Saved entries —
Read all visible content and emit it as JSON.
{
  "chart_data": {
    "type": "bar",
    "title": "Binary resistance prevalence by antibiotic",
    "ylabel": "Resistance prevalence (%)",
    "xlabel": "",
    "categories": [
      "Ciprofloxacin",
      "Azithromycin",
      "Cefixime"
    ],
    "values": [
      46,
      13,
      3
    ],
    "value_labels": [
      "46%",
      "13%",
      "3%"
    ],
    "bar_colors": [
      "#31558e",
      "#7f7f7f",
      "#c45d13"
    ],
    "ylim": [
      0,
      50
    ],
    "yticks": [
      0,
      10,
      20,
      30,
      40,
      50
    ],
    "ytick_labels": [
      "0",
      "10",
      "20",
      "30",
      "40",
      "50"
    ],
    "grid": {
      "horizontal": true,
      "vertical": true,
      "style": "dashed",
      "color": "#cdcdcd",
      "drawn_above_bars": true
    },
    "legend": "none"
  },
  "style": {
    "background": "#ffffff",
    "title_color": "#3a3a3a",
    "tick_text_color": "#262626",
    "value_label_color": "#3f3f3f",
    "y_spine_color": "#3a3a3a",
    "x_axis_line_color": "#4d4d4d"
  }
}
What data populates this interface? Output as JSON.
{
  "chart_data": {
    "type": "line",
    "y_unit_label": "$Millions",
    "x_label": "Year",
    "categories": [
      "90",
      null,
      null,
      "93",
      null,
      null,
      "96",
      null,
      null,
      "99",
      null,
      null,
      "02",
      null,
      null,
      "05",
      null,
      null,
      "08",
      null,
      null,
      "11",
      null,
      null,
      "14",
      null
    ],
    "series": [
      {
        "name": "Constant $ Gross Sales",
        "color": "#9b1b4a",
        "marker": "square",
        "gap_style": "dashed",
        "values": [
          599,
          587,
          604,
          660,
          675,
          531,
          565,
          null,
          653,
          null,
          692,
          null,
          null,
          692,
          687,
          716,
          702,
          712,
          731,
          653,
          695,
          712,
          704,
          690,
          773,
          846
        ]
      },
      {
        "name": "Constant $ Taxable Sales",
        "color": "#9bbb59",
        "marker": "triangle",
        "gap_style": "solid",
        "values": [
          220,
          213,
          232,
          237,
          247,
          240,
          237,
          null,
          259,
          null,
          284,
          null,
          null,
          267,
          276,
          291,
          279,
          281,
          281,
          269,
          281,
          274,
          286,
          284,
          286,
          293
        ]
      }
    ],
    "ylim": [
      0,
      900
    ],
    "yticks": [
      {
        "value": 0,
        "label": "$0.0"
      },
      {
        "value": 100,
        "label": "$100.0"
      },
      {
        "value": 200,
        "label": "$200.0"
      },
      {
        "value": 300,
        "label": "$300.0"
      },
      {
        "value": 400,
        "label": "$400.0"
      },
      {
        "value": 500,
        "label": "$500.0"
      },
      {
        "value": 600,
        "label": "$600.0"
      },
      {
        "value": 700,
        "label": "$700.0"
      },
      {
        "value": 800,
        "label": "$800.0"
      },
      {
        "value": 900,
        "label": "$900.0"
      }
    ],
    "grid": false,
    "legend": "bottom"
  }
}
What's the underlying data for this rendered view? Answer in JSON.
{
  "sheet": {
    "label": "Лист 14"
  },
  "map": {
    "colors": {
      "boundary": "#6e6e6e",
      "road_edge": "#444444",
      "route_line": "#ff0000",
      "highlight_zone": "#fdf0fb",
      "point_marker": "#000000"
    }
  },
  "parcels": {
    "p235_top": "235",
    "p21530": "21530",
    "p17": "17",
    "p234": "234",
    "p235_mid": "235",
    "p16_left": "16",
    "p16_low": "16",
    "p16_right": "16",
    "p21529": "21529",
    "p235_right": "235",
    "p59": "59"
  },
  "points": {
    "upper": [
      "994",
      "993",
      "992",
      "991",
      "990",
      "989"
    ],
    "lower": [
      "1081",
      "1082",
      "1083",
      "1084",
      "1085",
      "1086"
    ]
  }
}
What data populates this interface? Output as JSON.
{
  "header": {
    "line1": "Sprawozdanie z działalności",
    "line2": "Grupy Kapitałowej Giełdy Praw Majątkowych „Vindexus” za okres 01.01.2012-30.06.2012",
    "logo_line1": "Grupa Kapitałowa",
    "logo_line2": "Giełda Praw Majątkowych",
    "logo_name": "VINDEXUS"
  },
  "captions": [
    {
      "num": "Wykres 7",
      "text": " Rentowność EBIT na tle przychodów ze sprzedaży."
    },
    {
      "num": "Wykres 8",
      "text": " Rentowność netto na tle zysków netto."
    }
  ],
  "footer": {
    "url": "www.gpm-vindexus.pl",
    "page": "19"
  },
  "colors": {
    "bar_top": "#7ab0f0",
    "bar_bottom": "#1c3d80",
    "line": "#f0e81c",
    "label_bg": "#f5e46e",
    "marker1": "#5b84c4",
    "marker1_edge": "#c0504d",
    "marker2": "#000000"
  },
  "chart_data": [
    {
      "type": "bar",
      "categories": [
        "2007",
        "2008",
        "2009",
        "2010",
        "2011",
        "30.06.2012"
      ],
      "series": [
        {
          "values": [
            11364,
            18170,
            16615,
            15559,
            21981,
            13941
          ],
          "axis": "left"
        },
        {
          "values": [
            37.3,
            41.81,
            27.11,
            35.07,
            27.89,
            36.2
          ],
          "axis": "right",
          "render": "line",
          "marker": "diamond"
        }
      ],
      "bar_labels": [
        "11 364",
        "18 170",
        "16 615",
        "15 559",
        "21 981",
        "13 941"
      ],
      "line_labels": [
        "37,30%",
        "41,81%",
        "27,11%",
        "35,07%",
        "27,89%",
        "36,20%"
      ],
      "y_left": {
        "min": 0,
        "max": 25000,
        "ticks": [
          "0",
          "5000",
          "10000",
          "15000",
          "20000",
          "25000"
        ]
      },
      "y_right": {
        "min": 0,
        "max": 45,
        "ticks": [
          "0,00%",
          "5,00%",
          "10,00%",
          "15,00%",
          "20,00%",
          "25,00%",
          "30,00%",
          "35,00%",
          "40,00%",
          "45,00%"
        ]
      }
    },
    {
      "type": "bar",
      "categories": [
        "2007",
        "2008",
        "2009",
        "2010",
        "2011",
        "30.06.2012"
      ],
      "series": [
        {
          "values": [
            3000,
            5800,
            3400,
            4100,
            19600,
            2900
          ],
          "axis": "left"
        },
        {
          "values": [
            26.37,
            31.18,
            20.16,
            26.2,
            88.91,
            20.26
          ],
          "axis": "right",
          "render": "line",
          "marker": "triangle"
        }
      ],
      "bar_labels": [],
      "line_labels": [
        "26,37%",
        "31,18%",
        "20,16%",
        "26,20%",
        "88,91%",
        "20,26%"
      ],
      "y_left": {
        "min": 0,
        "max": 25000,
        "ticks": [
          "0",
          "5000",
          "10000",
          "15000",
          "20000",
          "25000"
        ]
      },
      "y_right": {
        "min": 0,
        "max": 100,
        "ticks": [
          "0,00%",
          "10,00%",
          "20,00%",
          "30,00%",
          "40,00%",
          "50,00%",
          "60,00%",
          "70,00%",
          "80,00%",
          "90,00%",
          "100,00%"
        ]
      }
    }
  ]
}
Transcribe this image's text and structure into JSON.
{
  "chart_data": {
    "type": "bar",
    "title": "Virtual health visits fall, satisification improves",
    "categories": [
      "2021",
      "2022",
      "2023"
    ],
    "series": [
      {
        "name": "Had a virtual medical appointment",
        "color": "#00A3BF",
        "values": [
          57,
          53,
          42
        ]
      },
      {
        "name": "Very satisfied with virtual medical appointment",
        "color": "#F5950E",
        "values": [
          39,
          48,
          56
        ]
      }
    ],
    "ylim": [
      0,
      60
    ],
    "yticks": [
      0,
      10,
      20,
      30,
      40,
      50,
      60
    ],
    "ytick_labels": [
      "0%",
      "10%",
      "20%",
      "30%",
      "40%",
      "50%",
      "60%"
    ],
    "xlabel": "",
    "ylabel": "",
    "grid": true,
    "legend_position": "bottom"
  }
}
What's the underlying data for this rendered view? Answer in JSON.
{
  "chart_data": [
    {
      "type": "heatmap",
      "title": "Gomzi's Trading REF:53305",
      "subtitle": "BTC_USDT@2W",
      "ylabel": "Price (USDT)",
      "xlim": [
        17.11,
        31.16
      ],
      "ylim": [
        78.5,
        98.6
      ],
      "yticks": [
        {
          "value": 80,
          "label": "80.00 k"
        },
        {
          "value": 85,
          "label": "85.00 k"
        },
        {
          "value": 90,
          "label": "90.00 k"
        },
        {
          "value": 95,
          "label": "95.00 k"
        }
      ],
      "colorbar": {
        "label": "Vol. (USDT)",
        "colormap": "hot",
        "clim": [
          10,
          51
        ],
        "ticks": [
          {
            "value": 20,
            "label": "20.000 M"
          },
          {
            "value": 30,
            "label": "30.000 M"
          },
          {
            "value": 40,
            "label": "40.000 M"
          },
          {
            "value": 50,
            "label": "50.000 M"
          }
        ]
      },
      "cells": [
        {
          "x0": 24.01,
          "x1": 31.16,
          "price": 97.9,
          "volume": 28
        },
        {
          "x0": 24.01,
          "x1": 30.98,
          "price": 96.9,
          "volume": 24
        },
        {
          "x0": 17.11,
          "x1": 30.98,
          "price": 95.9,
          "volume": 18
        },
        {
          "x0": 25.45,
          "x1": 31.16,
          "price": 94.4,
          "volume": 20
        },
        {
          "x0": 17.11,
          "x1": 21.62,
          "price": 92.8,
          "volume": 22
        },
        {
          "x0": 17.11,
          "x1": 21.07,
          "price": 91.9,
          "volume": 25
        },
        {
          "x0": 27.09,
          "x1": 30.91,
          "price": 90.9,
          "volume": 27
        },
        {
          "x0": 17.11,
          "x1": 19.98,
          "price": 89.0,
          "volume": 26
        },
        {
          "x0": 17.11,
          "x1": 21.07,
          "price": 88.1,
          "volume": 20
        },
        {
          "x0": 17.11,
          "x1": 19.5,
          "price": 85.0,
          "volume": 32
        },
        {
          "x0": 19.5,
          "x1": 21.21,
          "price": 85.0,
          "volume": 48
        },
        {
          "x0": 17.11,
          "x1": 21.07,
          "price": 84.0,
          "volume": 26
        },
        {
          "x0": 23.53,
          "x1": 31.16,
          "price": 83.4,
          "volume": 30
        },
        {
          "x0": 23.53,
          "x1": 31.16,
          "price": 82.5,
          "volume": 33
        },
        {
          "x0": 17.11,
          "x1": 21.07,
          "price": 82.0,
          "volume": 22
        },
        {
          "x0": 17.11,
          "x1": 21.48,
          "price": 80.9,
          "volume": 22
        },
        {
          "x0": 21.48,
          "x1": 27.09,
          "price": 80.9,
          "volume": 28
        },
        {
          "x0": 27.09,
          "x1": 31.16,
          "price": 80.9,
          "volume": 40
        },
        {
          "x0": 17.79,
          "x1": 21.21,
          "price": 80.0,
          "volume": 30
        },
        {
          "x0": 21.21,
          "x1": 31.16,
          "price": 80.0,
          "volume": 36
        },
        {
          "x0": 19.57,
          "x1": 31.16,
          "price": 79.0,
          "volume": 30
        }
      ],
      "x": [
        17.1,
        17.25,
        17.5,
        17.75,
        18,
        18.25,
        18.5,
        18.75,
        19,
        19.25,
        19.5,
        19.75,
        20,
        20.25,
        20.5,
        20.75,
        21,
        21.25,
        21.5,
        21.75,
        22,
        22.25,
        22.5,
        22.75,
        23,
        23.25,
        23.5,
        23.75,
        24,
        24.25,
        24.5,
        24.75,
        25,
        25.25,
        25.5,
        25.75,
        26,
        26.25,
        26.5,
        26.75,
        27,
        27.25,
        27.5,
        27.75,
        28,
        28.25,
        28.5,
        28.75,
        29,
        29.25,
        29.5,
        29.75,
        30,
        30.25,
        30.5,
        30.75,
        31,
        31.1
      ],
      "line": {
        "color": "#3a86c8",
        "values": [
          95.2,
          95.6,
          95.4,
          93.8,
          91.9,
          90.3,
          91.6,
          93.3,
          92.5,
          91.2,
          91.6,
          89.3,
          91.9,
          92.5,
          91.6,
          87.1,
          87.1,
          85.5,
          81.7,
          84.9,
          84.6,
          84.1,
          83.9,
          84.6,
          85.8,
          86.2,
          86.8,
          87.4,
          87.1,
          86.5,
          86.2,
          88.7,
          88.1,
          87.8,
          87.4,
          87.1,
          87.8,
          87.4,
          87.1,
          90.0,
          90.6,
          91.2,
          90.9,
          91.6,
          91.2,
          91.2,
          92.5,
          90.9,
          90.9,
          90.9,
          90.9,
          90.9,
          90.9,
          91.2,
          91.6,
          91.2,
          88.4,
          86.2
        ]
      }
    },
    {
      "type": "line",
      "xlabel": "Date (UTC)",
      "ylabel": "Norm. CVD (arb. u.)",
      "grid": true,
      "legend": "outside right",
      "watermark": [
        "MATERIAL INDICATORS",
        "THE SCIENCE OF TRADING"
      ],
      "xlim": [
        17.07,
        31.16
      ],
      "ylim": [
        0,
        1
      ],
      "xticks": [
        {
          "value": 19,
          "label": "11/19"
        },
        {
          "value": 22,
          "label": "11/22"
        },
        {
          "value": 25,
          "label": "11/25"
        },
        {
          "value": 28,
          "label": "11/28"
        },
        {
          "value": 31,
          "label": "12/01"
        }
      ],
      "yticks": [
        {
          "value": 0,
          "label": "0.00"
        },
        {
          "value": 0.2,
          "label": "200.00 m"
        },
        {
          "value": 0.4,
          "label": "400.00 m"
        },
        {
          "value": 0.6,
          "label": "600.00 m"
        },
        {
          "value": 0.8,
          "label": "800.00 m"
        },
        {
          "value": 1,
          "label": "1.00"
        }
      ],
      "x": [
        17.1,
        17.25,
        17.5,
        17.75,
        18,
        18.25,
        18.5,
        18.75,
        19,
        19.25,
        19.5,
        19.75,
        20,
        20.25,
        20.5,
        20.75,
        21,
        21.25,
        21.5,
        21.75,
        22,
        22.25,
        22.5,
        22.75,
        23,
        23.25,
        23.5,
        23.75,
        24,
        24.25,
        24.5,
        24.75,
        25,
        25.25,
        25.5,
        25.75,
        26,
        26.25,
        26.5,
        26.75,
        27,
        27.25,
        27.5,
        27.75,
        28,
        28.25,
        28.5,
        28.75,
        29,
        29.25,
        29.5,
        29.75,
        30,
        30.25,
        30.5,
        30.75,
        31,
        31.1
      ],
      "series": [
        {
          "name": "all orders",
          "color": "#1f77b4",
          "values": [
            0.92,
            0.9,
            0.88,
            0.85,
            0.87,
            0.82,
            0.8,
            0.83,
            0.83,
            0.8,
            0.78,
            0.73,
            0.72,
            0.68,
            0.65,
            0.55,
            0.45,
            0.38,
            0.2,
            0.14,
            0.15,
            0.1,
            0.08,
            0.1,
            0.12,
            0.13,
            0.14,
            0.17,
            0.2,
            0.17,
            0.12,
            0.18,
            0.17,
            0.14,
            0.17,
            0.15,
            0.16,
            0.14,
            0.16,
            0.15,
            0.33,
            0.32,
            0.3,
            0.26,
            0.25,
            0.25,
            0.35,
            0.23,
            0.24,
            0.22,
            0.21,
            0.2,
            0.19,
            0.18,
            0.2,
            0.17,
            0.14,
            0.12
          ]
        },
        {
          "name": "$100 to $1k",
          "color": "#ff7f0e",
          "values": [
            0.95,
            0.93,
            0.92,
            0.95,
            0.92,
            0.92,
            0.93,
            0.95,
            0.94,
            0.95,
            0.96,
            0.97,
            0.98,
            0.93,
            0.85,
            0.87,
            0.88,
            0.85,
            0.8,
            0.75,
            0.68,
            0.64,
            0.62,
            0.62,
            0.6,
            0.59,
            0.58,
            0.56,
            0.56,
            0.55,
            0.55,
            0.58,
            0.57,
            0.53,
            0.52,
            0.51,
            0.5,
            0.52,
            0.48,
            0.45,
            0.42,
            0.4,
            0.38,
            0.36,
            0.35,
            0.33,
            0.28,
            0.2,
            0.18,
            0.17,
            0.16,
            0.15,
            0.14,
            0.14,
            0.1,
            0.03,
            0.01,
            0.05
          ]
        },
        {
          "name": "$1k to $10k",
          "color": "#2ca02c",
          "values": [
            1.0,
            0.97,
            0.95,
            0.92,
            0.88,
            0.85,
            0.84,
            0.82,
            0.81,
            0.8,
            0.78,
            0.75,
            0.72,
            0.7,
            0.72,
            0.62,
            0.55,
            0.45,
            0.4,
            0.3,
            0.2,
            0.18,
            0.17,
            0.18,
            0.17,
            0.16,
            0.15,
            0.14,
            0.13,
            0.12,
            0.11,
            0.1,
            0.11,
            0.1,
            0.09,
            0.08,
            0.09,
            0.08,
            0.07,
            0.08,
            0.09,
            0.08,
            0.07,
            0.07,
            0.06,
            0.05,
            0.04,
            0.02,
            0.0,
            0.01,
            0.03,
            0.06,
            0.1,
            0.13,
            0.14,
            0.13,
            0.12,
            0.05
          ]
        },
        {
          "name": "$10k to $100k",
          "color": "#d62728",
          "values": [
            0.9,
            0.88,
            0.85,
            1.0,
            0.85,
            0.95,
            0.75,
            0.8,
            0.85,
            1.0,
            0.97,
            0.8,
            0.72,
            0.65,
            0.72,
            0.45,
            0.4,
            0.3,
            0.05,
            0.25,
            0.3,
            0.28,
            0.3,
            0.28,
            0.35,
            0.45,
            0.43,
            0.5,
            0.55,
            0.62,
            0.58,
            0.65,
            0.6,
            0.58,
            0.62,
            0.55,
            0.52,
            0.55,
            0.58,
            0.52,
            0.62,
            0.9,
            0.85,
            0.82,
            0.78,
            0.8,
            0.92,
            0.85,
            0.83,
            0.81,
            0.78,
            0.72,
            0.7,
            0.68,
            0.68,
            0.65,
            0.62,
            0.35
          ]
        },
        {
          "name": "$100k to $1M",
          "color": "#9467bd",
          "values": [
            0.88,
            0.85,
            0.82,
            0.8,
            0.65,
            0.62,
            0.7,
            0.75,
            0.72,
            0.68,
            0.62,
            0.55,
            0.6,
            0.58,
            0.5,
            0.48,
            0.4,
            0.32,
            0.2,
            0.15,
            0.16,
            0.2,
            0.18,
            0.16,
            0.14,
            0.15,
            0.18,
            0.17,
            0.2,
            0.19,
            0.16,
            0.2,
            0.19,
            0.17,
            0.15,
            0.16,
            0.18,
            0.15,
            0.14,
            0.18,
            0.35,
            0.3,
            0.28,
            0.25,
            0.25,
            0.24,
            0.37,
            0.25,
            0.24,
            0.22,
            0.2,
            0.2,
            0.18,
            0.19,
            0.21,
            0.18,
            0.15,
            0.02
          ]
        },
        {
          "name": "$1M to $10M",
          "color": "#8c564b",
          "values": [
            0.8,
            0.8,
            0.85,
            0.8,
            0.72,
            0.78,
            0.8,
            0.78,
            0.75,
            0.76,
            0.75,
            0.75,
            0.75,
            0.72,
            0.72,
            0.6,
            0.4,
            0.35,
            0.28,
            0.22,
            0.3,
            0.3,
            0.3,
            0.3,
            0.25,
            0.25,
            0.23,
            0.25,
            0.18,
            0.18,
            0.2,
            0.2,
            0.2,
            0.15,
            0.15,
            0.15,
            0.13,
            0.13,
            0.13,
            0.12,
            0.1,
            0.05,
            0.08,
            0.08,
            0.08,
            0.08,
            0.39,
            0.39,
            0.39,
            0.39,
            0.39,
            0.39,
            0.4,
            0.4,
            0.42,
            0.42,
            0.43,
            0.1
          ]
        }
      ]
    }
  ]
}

What is being asked —
In the entries above, locate every line with the word "appointment" and copy it.

Answer to this task —
        "name": "Had a virtual medical appointment",
        "name": "Very satisfied with virtual medical appointment",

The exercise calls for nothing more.